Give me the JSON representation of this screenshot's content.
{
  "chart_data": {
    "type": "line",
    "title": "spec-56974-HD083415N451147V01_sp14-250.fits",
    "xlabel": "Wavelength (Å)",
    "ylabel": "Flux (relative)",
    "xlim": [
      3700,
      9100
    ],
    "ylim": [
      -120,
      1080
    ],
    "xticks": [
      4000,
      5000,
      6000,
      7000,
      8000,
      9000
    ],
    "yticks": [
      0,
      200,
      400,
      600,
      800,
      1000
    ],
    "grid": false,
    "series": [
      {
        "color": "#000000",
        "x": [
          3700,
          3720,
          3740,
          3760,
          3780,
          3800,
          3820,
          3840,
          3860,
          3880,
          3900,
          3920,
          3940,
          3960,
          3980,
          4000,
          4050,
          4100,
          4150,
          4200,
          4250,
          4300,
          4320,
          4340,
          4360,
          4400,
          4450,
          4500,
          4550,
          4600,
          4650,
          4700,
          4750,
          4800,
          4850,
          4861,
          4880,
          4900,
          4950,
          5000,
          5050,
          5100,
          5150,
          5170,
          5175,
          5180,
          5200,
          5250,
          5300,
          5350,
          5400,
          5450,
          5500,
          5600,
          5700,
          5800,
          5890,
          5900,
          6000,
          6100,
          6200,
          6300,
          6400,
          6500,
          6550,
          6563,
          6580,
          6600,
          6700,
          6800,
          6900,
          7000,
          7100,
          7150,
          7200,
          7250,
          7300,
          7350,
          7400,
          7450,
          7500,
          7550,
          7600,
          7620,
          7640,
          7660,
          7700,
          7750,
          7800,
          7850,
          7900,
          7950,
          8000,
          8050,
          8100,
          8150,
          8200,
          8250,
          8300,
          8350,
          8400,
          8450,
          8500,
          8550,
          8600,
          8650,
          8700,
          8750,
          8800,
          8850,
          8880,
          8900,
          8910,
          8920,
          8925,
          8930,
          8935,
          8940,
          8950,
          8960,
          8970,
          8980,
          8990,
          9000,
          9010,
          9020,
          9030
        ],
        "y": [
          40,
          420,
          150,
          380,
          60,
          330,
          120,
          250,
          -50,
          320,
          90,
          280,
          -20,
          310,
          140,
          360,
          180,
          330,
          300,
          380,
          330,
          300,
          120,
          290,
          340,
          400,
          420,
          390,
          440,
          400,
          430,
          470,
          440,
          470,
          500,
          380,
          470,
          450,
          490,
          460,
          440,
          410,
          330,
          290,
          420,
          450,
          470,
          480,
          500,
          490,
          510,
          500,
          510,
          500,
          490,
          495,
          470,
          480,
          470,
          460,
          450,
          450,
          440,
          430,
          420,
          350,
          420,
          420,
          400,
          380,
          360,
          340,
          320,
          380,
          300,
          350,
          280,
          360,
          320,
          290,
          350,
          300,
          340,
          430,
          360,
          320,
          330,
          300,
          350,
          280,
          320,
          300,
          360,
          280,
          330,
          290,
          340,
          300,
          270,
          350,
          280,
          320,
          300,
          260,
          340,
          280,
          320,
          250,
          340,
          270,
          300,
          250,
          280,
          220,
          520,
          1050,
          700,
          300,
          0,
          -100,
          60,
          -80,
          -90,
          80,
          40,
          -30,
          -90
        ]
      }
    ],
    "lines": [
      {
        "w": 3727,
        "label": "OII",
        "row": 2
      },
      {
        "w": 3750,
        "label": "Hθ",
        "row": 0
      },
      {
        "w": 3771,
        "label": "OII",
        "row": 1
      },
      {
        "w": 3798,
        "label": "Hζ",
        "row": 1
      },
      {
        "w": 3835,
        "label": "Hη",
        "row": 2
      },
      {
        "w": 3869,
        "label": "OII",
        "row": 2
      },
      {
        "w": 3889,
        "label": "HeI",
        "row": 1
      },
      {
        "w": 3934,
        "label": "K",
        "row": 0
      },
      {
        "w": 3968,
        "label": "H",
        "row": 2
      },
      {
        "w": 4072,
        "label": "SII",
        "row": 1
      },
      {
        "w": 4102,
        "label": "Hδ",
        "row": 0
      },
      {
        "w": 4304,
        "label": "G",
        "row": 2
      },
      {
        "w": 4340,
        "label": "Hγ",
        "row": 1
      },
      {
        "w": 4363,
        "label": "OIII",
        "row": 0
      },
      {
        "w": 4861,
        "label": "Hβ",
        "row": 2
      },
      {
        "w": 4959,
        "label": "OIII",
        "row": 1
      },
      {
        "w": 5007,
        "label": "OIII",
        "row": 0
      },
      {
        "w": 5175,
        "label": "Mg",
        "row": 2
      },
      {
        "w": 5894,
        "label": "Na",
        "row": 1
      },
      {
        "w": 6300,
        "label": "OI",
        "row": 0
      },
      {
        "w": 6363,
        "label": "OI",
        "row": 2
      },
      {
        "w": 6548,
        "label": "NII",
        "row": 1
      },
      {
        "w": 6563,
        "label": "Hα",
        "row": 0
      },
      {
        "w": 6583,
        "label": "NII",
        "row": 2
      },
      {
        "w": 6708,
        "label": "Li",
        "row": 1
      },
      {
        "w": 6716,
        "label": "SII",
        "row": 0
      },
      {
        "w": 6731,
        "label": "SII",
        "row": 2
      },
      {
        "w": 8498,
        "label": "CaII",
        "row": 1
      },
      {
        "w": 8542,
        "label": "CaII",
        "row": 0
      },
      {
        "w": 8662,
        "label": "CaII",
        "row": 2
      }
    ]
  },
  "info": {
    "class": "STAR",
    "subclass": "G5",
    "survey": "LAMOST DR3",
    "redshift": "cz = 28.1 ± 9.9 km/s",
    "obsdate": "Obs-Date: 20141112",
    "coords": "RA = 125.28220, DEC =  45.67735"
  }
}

**********

● Do this:
All of the entries need to be reproduced exactly; please write them out.

● Task result:
Give me the JSON representation of this screenshot's content.
{
  "chart_data": {
    "type": "line",
    "title": "spec-56974-HD083415N451147V01_sp14-250.fits",
    "xlabel": "Wavelength (Å)",
    "ylabel": "Flux (relative)",
    "xlim": [
      3700,
      9100
    ],
    "ylim": [
      -120,
      1080
    ],
    "xticks": [
      4000,
      5000,
      6000,
      7000,
      8000,
      9000
    ],
    "yticks": [
      0,
      200,
      400,
      600,
      800,
      1000
    ],
    "grid": false,
    "series": [
      {
        "color": "#000000",
        "x": [
          3700,
          3720,
          3740,
          3760,
          3780,
          3800,
          3820,
          3840,
          3860,
          3880,
          3900,
          3920,
          3940,
          3960,
          3980,
          4000,
          4050,
          4100,
          4150,
          4200,
          4250,
          4300,
          4320,
          4340,
          4360,
          4400,
          4450,
          4500,
          4550,
          4600,
          4650,
          4700,
          4750,
          4800,
          4850,
          4861,
          4880,
          4900,
          4950,
          5000,
          5050,
          5100,
          5150,
          5170,
          5175,
          5180,
          5200,
          5250,
          5300,
          5350,
          5400,
          5450,
          5500,
          5600,
          5700,
          5800,
          5890,
          5900,
          6000,
          6100,
          6200,
          6300,
          6400,
          6500,
          6550,
          6563,
          6580,
          6600,
          6700,
          6800,
          6900,
          7000,
          7100,
          7150,
          7200,
          7250,
          7300,
          7350,
          7400,
          7450,
          7500,
          7550,
          7600,
          7620,
          7640,
          7660,
          7700,
          7750,
          7800,
          7850,
          7900,
          7950,
          8000,
          8050,
          8100,
          8150,
          8200,
          8250,
          8300,
          8350,
          8400,
          8450,
          8500,
          8550,
          8600,
          8650,
          8700,
          8750,
          8800,
          8850,
          8880,
          8900,
          8910,
          8920,
          8925,
          8930,
          8935,
          8940,
          8950,
          8960,
          8970,
          8980,
          8990,
          9000,
          9010,
          9020,
          9030
        ],
        "y": [
          40,
          420,
          150,
          380,
          60,
          330,
          120,
          250,
          -50,
          320,
          90,
          280,
          -20,
          310,
          140,
          360,
          180,
          330,
          300,
          380,
          330,
          300,
          120,
          290,
          340,
          400,
          420,
          390,
          440,
          400,
          430,
          470,
          440,
          470,
          500,
          380,
          470,
          450,
          490,
          460,
          440,
          410,
          330,
          290,
          420,
          450,
          470,
          480,
          500,
          490,
          510,
          500,
          510,
          500,
          490,
          495,
          470,
          480,
          470,
          460,
          450,
          450,
          440,
          430,
          420,
          350,
          420,
          420,
          400,
          380,
          360,
          340,
          320,
          380,
          300,
          350,
          280,
          360,
          320,
          290,
          350,
          300,
          340,
          430,
          360,
          320,
          330,
          300,
          350,
          280,
          320,
          300,
          360,
          280,
          330,
          290,
          340,
          300,
          270,
          350,
          280,
          320,
          300,
          260,
          340,
          280,
          320,
          250,
          340,
          270,
          300,
          250,
          280,
          220,
          520,
          1050,
          700,
          300,
          0,
          -100,
          60,
          -80,
          -90,
          80,
          40,
          -30,
          -90
        ]
      }
    ],
    "lines": [
      {
        "w": 3727,
        "label": "OII",
        "row": 2
      },
      {
        "w": 3750,
        "label": "Hθ",
        "row": 0
      },
      {
        "w": 3771,
        "label": "OII",
        "row": 1
      },
      {
        "w": 3798,
        "label": "Hζ",
        "row": 1
      },
      {
        "w": 3835,
        "label": "Hη",
        "row": 2
      },
      {
        "w": 3869,
        "label": "OII",
        "row": 2
      },
      {
        "w": 3889,
        "label": "HeI",
        "row": 1
      },
      {
        "w": 3934,
        "label": "K",
        "row": 0
      },
      {
        "w": 3968,
        "label": "H",
        "row": 2
      },
      {
        "w": 4072,
        "label": "SII",
        "row": 1
      },
      {
        "w": 4102,
        "label": "Hδ",
        "row": 0
      },
      {
        "w": 4304,
        "label": "G",
        "row": 2
      },
      {
        "w": 4340,
        "label": "Hγ",
        "row": 1
      },
      {
        "w": 4363,
        "label": "OIII",
        "row": 0
      },
      {
        "w": 4861,
        "label": "Hβ",
        "row": 2
      },
      {
        "w": 4959,
        "label": "OIII",
        "row": 1
      },
      {
        "w": 5007,
        "label": "OIII",
        "row": 0
      },
      {
        "w": 5175,
        "label": "Mg",
        "row": 2
      },
      {
        "w": 5894,
        "label": "Na",
        "row": 1
      },
      {
        "w": 6300,
        "label": "OI",
        "row": 0
      },
      {
        "w": 6363,
        "label": "OI",
        "row": 2
      },
      {
        "w": 6548,
        "label": "NII",
        "row": 1
      },
      {
        "w": 6563,
        "label": "Hα",
        "row": 0
      },
      {
        "w": 6583,
        "label": "NII",
        "row": 2
      },
      {
        "w": 6708,
        "label": "Li",
        "row": 1
      },
      {
        "w": 6716,
        "label": "SII",
        "row": 0
      },
      {
        "w": 6731,
        "label": "SII",
        "row": 2
      },
      {
        "w": 8498,
        "label": "CaII",
        "row": 1
      },
      {
        "w": 8542,
        "label": "CaII",
        "row": 0
      },
      {
        "w": 8662,
        "label": "CaII",
        "row": 2
      }
    ]
  },
  "info": {
    "class": "STAR",
    "subclass": "G5",
    "survey": "LAMOST DR3",
    "redshift": "cz = 28.1 ± 9.9 km/s",
    "obsdate": "Obs-Date: 20141112",
    "coords": "RA = 125.28220, DEC =  45.67735"
  }
}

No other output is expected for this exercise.